§ EXERCISE REQUIREMENTS
Give back all the data exactly, line by line.

§ STORED RECORDS
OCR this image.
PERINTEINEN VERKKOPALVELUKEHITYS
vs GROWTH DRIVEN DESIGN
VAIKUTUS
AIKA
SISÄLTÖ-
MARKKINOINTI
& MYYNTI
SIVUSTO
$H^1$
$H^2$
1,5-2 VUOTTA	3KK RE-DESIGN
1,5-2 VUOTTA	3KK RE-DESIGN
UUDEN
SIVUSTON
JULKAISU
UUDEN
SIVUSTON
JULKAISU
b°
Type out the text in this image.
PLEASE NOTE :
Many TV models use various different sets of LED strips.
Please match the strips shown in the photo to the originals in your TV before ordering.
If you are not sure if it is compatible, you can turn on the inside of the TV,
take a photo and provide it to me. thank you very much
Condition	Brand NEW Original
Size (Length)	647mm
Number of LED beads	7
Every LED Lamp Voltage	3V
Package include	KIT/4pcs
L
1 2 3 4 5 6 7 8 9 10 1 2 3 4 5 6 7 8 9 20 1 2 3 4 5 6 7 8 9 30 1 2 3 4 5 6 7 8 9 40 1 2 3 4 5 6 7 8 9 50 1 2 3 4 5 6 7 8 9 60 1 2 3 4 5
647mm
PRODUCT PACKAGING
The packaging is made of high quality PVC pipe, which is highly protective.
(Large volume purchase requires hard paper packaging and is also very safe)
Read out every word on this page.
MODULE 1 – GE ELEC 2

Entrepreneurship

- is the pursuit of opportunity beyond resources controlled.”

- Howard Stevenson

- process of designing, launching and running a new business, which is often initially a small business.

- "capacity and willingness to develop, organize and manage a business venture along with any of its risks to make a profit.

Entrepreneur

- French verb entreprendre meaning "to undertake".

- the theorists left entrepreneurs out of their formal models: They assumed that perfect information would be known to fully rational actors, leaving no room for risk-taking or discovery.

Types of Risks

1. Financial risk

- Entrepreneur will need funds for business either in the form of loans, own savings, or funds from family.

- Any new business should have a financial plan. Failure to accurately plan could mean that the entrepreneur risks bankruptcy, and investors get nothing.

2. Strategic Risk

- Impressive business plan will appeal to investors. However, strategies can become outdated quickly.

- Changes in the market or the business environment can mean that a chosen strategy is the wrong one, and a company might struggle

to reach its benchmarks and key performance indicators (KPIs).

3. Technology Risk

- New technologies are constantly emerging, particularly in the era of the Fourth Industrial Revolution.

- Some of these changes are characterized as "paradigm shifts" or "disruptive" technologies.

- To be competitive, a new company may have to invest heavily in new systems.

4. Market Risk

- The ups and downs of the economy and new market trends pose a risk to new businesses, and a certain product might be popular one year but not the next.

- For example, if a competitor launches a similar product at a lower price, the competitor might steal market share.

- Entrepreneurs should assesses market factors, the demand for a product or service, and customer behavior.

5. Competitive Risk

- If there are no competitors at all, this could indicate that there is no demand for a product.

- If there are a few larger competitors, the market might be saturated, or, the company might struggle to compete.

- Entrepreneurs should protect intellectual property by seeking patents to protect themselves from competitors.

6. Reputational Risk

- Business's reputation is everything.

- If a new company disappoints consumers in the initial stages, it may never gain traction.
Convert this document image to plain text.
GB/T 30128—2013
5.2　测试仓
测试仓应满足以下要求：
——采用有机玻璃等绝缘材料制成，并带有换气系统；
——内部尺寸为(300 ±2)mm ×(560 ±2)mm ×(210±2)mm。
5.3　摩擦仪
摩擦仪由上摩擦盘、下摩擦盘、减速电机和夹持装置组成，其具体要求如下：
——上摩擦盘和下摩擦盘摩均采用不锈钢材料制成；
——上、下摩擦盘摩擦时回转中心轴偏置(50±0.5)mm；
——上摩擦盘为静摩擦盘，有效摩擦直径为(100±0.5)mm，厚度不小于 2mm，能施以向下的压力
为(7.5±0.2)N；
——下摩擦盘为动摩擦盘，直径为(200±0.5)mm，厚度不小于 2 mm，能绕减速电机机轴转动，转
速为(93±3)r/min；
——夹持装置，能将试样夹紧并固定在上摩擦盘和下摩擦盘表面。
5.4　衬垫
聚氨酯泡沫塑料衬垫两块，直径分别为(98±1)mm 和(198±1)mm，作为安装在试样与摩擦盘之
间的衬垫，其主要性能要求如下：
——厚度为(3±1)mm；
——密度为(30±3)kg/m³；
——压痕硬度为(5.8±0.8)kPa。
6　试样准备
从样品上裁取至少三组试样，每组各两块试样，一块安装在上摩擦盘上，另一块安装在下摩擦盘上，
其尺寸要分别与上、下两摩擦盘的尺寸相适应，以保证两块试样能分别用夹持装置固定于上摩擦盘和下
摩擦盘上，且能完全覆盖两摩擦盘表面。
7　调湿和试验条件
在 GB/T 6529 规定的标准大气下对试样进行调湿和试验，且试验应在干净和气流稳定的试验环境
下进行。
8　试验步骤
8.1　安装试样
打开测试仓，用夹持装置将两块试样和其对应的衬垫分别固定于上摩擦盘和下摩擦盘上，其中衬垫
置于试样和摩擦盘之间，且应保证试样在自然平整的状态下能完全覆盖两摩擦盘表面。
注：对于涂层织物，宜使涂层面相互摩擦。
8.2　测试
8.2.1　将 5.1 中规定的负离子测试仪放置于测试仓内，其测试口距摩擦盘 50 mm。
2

§ EXERCISE SOLUTION
OCR this image.
PERINTEINEN VERKKOPALVELUKEHITYS
vs GROWTH DRIVEN DESIGN
VAIKUTUS
AIKA
SISÄLTÖ-
MARKKINOINTI
& MYYNTI
SIVUSTO
$H^1$
$H^2$
1,5-2 VUOTTA	3KK RE-DESIGN
1,5-2 VUOTTA	3KK RE-DESIGN
UUDEN
SIVUSTON
JULKAISU
UUDEN
SIVUSTON
JULKAISU
b°
Type out the text in this image.
PLEASE NOTE :
Many TV models use various different sets of LED strips.
Please match the strips shown in the photo to the originals in your TV before ordering.
If you are not sure if it is compatible, you can turn on the inside of the TV,
take a photo and provide it to me. thank you very much
Condition	Brand NEW Original
Size (Length)	647mm
Number of LED beads	7
Every LED Lamp Voltage	3V
Package include	KIT/4pcs
L
1 2 3 4 5 6 7 8 9 10 1 2 3 4 5 6 7 8 9 20 1 2 3 4 5 6 7 8 9 30 1 2 3 4 5 6 7 8 9 40 1 2 3 4 5 6 7 8 9 50 1 2 3 4 5 6 7 8 9 60 1 2 3 4 5
647mm
PRODUCT PACKAGING
The packaging is made of high quality PVC pipe, which is highly protective.
(Large volume purchase requires hard paper packaging and is also very safe)
Read out every word on this page.
MODULE 1 – GE ELEC 2

Entrepreneurship

- is the pursuit of opportunity beyond resources controlled.”

- Howard Stevenson

- process of designing, launching and running a new business, which is often initially a small business.

- "capacity and willingness to develop, organize and manage a business venture along with any of its risks to make a profit.

Entrepreneur

- French verb entreprendre meaning "to undertake".

- the theorists left entrepreneurs out of their formal models: They assumed that perfect information would be known to fully rational actors, leaving no room for risk-taking or discovery.

Types of Risks

1. Financial risk

- Entrepreneur will need funds for business either in the form of loans, own savings, or funds from family.

- Any new business should have a financial plan. Failure to accurately plan could mean that the entrepreneur risks bankruptcy, and investors get nothing.

2. Strategic Risk

- Impressive business plan will appeal to investors. However, strategies can become outdated quickly.

- Changes in the market or the business environment can mean that a chosen strategy is the wrong one, and a company might struggle

to reach its benchmarks and key performance indicators (KPIs).

3. Technology Risk

- New technologies are constantly emerging, particularly in the era of the Fourth Industrial Revolution.

- Some of these changes are characterized as "paradigm shifts" or "disruptive" technologies.

- To be competitive, a new company may have to invest heavily in new systems.

4. Market Risk

- The ups and downs of the economy and new market trends pose a risk to new businesses, and a certain product might be popular one year but not the next.

- For example, if a competitor launches a similar product at a lower price, the competitor might steal market share.

- Entrepreneurs should assesses market factors, the demand for a product or service, and customer behavior.

5. Competitive Risk

- If there are no competitors at all, this could indicate that there is no demand for a product.

- If there are a few larger competitors, the market might be saturated, or, the company might struggle to compete.

- Entrepreneurs should protect intellectual property by seeking patents to protect themselves from competitors.

6. Reputational Risk

- Business's reputation is everything.

- If a new company disappoints consumers in the initial stages, it may never gain traction.
Convert this document image to plain text.
GB/T 30128—2013
5.2　测试仓
测试仓应满足以下要求：
——采用有机玻璃等绝缘材料制成，并带有换气系统；
——内部尺寸为(300 ±2)mm ×(560 ±2)mm ×(210±2)mm。
5.3　摩擦仪
摩擦仪由上摩擦盘、下摩擦盘、减速电机和夹持装置组成，其具体要求如下：
——上摩擦盘和下摩擦盘摩均采用不锈钢材料制成；
——上、下摩擦盘摩擦时回转中心轴偏置(50±0.5)mm；
——上摩擦盘为静摩擦盘，有效摩擦直径为(100±0.5)mm，厚度不小于 2mm，能施以向下的压力
为(7.5±0.2)N；
——下摩擦盘为动摩擦盘，直径为(200±0.5)mm，厚度不小于 2 mm，能绕减速电机机轴转动，转
速为(93±3)r/min；
——夹持装置，能将试样夹紧并固定在上摩擦盘和下摩擦盘表面。
5.4　衬垫
聚氨酯泡沫塑料衬垫两块，直径分别为(98±1)mm 和(198±1)mm，作为安装在试样与摩擦盘之
间的衬垫，其主要性能要求如下：
——厚度为(3±1)mm；
——密度为(30±3)kg/m³；
——压痕硬度为(5.8±0.8)kPa。
6　试样准备
从样品上裁取至少三组试样，每组各两块试样，一块安装在上摩擦盘上，另一块安装在下摩擦盘上，
其尺寸要分别与上、下两摩擦盘的尺寸相适应，以保证两块试样能分别用夹持装置固定于上摩擦盘和下
摩擦盘上，且能完全覆盖两摩擦盘表面。
7　调湿和试验条件
在 GB/T 6529 规定的标准大气下对试样进行调湿和试验，且试验应在干净和气流稳定的试验环境
下进行。
8　试验步骤
8.1　安装试样
打开测试仓，用夹持装置将两块试样和其对应的衬垫分别固定于上摩擦盘和下摩擦盘上，其中衬垫
置于试样和摩擦盘之间，且应保证试样在自然平整的状态下能完全覆盖两摩擦盘表面。
注：对于涂层织物，宜使涂层面相互摩擦。
8.2　测试
8.2.1　将 5.1 中规定的负离子测试仪放置于测试仓内，其测试口距摩擦盘 50 mm。
2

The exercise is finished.